EXERCISE TASK:
All of the data must be printed exactly; please include every line.

[A block of data]
····················

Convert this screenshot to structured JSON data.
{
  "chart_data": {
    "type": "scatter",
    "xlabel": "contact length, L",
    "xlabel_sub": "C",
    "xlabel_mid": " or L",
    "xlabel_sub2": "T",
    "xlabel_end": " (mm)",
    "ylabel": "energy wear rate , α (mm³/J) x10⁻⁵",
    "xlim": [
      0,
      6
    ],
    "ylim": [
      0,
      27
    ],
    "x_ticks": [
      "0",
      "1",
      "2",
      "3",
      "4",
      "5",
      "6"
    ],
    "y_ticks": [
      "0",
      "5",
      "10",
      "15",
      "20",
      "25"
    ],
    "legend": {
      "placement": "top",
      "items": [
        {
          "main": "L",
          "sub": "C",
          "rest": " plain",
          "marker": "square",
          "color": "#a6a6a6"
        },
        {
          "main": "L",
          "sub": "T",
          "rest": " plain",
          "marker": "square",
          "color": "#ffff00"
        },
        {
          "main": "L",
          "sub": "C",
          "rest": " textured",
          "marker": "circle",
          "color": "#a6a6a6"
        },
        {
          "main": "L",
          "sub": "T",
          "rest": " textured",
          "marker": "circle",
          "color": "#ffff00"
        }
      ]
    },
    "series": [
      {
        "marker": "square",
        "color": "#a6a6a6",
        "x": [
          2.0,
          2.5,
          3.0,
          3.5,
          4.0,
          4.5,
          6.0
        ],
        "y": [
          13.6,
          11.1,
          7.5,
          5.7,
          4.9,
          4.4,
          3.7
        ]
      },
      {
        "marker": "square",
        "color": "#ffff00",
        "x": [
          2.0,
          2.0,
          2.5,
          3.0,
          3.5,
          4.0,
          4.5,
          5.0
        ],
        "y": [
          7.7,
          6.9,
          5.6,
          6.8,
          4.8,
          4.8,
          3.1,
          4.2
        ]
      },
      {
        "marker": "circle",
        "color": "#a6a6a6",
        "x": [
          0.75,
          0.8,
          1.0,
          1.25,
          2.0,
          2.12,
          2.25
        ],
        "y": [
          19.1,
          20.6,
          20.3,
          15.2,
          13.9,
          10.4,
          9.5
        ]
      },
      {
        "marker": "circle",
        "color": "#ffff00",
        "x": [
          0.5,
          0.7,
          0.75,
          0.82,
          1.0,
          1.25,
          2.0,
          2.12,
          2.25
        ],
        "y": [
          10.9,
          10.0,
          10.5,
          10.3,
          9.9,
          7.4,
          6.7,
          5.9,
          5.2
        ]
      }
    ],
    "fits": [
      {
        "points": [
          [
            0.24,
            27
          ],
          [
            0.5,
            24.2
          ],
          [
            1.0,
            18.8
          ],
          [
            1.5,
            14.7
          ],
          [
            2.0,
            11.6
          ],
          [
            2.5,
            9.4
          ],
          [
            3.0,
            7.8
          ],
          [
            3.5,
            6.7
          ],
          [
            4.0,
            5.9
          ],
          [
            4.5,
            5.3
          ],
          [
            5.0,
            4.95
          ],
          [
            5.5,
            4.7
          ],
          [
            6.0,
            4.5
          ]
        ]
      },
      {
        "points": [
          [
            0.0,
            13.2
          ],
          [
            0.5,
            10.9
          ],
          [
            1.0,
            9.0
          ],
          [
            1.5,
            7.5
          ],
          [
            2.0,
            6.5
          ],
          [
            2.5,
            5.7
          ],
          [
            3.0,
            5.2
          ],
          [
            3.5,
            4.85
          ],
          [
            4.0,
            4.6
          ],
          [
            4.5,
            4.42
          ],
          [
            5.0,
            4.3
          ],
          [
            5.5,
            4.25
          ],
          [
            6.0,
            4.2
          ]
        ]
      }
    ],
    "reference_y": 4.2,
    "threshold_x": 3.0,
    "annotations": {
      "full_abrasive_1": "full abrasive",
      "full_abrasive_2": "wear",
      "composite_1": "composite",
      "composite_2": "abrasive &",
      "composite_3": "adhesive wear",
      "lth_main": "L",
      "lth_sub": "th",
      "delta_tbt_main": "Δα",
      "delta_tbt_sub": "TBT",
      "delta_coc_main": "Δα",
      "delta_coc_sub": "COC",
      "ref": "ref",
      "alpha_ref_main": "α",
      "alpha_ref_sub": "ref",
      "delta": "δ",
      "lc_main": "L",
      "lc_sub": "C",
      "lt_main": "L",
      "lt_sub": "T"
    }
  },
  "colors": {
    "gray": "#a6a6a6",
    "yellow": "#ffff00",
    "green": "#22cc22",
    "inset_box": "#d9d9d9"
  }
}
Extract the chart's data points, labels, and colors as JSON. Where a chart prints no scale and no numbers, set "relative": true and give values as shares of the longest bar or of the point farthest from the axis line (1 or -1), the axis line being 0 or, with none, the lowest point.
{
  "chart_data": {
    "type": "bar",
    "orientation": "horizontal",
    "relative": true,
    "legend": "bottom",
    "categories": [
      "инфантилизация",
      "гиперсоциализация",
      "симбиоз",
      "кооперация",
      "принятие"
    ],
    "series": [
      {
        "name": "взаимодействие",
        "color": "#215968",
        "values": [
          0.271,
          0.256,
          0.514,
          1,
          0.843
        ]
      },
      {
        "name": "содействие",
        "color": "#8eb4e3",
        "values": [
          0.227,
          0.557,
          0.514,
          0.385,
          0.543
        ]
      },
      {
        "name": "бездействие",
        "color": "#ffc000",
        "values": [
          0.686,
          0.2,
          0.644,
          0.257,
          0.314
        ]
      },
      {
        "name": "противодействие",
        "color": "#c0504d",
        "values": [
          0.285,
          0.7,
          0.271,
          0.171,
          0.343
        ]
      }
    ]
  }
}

····················

FINAL RESULT:
Convert this screenshot to structured JSON data.
{
  "chart_data": {
    "type": "scatter",
    "xlabel": "contact length, L",
    "xlabel_sub": "C",
    "xlabel_mid": " or L",
    "xlabel_sub2": "T",
    "xlabel_end": " (mm)",
    "ylabel": "energy wear rate , α (mm³/J) x10⁻⁵",
    "xlim": [
      0,
      6
    ],
    "ylim": [
      0,
      27
    ],
    "x_ticks": [
      "0",
      "1",
      "2",
      "3",
      "4",
      "5",
      "6"
    ],
    "y_ticks": [
      "0",
      "5",
      "10",
      "15",
      "20",
      "25"
    ],
    "legend": {
      "placement": "top",
      "items": [
        {
          "main": "L",
          "sub": "C",
          "rest": " plain",
          "marker": "square",
          "color": "#a6a6a6"
        },
        {
          "main": "L",
          "sub": "T",
          "rest": " plain",
          "marker": "square",
          "color": "#ffff00"
        },
        {
          "main": "L",
          "sub": "C",
          "rest": " textured",
          "marker": "circle",
          "color": "#a6a6a6"
        },
        {
          "main": "L",
          "sub": "T",
          "rest": " textured",
          "marker": "circle",
          "color": "#ffff00"
        }
      ]
    },
    "series": [
      {
        "marker": "square",
        "color": "#a6a6a6",
        "x": [
          2.0,
          2.5,
          3.0,
          3.5,
          4.0,
          4.5,
          6.0
        ],
        "y": [
          13.6,
          11.1,
          7.5,
          5.7,
          4.9,
          4.4,
          3.7
        ]
      },
      {
        "marker": "square",
        "color": "#ffff00",
        "x": [
          2.0,
          2.0,
          2.5,
          3.0,
          3.5,
          4.0,
          4.5,
          5.0
        ],
        "y": [
          7.7,
          6.9,
          5.6,
          6.8,
          4.8,
          4.8,
          3.1,
          4.2
        ]
      },
      {
        "marker": "circle",
        "color": "#a6a6a6",
        "x": [
          0.75,
          0.8,
          1.0,
          1.25,
          2.0,
          2.12,
          2.25
        ],
        "y": [
          19.1,
          20.6,
          20.3,
          15.2,
          13.9,
          10.4,
          9.5
        ]
      },
      {
        "marker": "circle",
        "color": "#ffff00",
        "x": [
          0.5,
          0.7,
          0.75,
          0.82,
          1.0,
          1.25,
          2.0,
          2.12,
          2.25
        ],
        "y": [
          10.9,
          10.0,
          10.5,
          10.3,
          9.9,
          7.4,
          6.7,
          5.9,
          5.2
        ]
      }
    ],
    "fits": [
      {
        "points": [
          [
            0.24,
            27
          ],
          [
            0.5,
            24.2
          ],
          [
            1.0,
            18.8
          ],
          [
            1.5,
            14.7
          ],
          [
            2.0,
            11.6
          ],
          [
            2.5,
            9.4
          ],
          [
            3.0,
            7.8
          ],
          [
            3.5,
            6.7
          ],
          [
            4.0,
            5.9
          ],
          [
            4.5,
            5.3
          ],
          [
            5.0,
            4.95
          ],
          [
            5.5,
            4.7
          ],
          [
            6.0,
            4.5
          ]
        ]
      },
      {
        "points": [
          [
            0.0,
            13.2
          ],
          [
            0.5,
            10.9
          ],
          [
            1.0,
            9.0
          ],
          [
            1.5,
            7.5
          ],
          [
            2.0,
            6.5
          ],
          [
            2.5,
            5.7
          ],
          [
            3.0,
            5.2
          ],
          [
            3.5,
            4.85
          ],
          [
            4.0,
            4.6
          ],
          [
            4.5,
            4.42
          ],
          [
            5.0,
            4.3
          ],
          [
            5.5,
            4.25
          ],
          [
            6.0,
            4.2
          ]
        ]
      }
    ],
    "reference_y": 4.2,
    "threshold_x": 3.0,
    "annotations": {
      "full_abrasive_1": "full abrasive",
      "full_abrasive_2": "wear",
      "composite_1": "composite",
      "composite_2": "abrasive &",
      "composite_3": "adhesive wear",
      "lth_main": "L",
      "lth_sub": "th",
      "delta_tbt_main": "Δα",
      "delta_tbt_sub": "TBT",
      "delta_coc_main": "Δα",
      "delta_coc_sub": "COC",
      "ref": "ref",
      "alpha_ref_main": "α",
      "alpha_ref_sub": "ref",
      "delta": "δ",
      "lc_main": "L",
      "lc_sub": "C",
      "lt_main": "L",
      "lt_sub": "T"
    }
  },
  "colors": {
    "gray": "#a6a6a6",
    "yellow": "#ffff00",
    "green": "#22cc22",
    "inset_box": "#d9d9d9"
  }
}
Extract the chart's data points, labels, and colors as JSON. Where a chart prints no scale and no numbers, set "relative": true and give values as shares of the longest bar or of the point farthest from the axis line (1 or -1), the axis line being 0 or, with none, the lowest point.
{
  "chart_data": {
    "type": "bar",
    "orientation": "horizontal",
    "relative": true,
    "legend": "bottom",
    "categories": [
      "инфантилизация",
      "гиперсоциализация",
      "симбиоз",
      "кооперация",
      "принятие"
    ],
    "series": [
      {
        "name": "взаимодействие",
        "color": "#215968",
        "values": [
          0.271,
          0.256,
          0.514,
          1,
          0.843
        ]
      },
      {
        "name": "содействие",
        "color": "#8eb4e3",
        "values": [
          0.227,
          0.557,
          0.514,
          0.385,
          0.543
        ]
      },
      {
        "name": "бездействие",
        "color": "#ffc000",
        "values": [
          0.686,
          0.2,
          0.644,
          0.257,
          0.314
        ]
      },
      {
        "name": "противодействие",
        "color": "#c0504d",
        "values": [
          0.285,
          0.7,
          0.271,
          0.171,
          0.343
        ]
      }
    ]
  }
}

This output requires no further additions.